> [Exercise instructions] Which lines in the records below contain the word "nella"? Copy each one out.

Dataset records

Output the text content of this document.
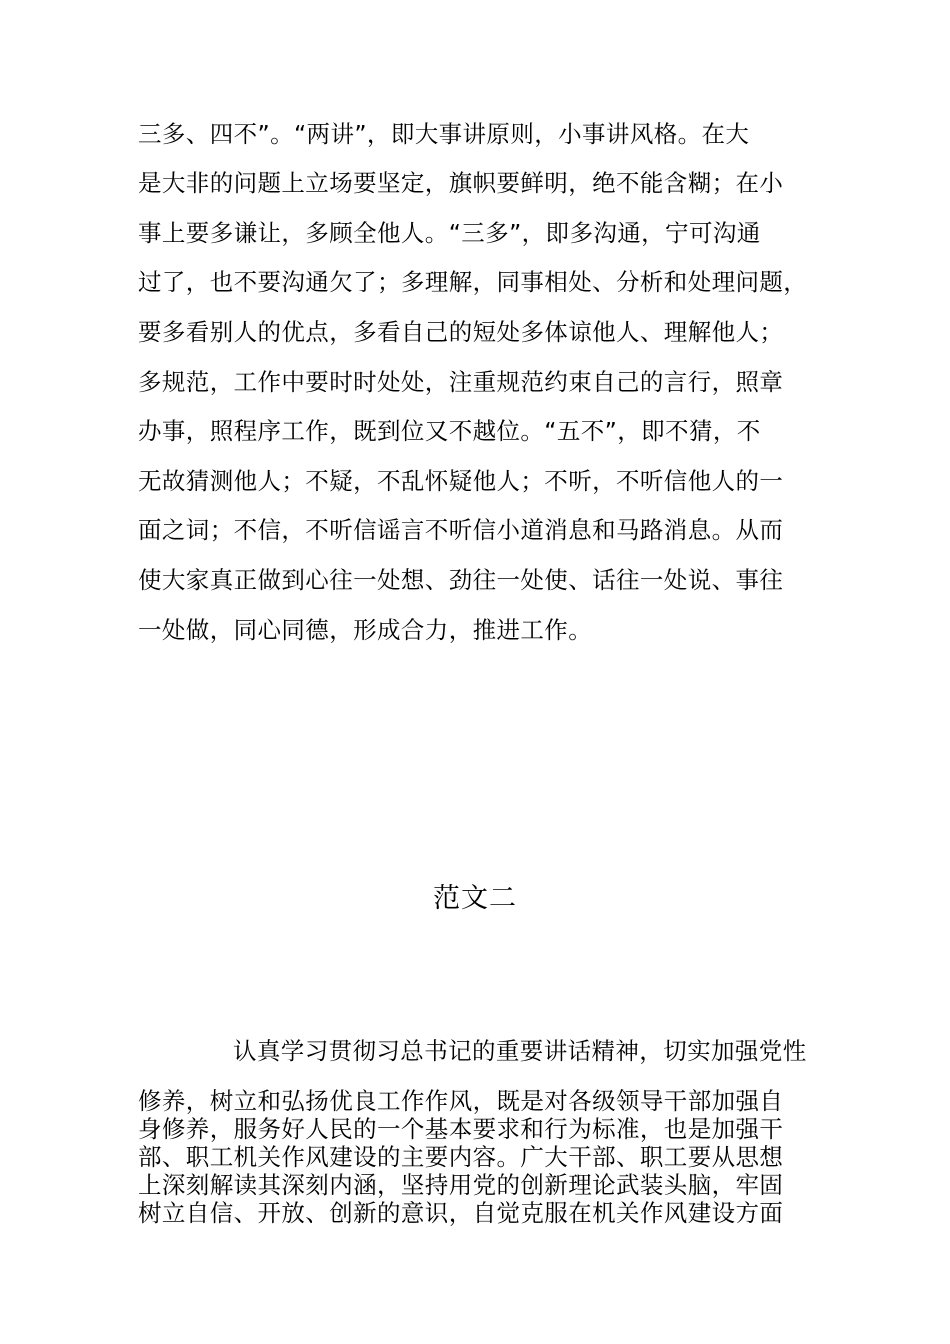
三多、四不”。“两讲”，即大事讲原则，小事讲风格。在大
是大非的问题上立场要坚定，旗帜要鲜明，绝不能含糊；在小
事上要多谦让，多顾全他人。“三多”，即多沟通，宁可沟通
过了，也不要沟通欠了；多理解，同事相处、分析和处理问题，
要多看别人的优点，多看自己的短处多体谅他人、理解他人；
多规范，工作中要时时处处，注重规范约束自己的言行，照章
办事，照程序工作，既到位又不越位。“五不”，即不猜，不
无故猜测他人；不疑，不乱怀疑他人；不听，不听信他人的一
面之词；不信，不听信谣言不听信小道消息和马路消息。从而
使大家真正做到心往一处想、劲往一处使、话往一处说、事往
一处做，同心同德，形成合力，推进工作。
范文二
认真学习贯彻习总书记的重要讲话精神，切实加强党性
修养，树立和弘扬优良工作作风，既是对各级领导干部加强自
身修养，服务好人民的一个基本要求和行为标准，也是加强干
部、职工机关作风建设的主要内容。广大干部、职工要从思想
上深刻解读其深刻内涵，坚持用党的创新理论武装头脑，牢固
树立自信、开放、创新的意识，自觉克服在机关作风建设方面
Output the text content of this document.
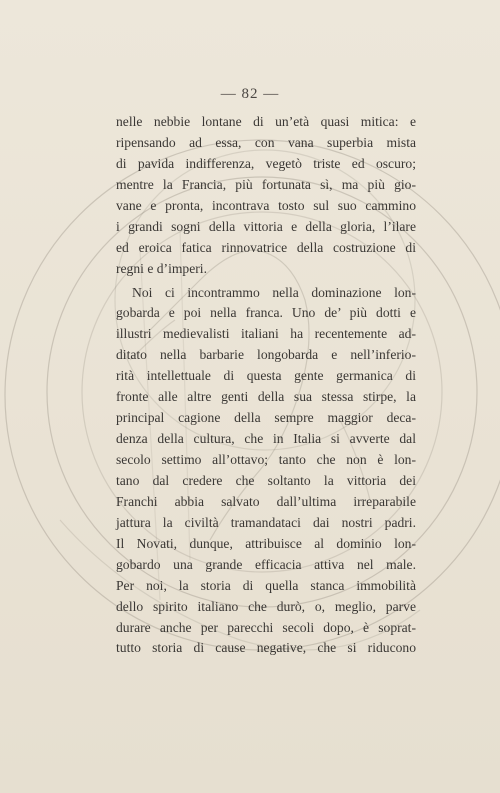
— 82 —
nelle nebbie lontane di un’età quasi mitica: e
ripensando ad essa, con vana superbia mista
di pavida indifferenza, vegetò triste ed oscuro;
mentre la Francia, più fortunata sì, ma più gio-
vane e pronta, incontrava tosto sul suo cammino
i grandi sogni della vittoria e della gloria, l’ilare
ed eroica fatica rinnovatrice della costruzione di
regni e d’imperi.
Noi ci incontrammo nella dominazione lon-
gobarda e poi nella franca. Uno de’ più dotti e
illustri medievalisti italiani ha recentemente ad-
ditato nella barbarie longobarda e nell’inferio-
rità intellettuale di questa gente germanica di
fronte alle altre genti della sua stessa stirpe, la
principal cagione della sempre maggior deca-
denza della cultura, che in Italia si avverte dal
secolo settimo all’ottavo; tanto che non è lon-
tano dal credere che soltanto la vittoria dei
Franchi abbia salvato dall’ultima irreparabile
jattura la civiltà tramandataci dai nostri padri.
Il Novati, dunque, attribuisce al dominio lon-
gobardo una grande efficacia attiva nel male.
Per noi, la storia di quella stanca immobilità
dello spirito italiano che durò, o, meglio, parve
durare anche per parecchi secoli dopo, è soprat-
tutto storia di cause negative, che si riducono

...

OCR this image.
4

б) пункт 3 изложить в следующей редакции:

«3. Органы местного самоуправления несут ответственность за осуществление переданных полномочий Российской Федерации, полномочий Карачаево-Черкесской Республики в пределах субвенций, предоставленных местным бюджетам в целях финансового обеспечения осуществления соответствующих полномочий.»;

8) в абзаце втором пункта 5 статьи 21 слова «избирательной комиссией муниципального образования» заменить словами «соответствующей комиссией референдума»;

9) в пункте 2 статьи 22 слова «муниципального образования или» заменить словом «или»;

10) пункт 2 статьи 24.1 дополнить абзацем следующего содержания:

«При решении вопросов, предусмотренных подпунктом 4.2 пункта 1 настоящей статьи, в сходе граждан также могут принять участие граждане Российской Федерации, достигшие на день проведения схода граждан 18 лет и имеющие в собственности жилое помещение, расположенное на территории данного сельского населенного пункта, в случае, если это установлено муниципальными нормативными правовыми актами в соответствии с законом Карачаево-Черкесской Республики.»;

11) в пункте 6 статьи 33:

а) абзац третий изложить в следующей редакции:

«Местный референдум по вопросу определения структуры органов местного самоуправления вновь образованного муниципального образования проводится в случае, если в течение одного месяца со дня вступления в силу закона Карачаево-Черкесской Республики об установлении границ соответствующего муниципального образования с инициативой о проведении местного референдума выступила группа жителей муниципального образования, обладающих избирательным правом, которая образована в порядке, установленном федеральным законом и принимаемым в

> [Complete output]
Noi ci incontrammo nella dominazione lon-
gobarda e poi nella franca. Uno de’ più dotti e
ditato nella barbarie longobarda e nell’inferio-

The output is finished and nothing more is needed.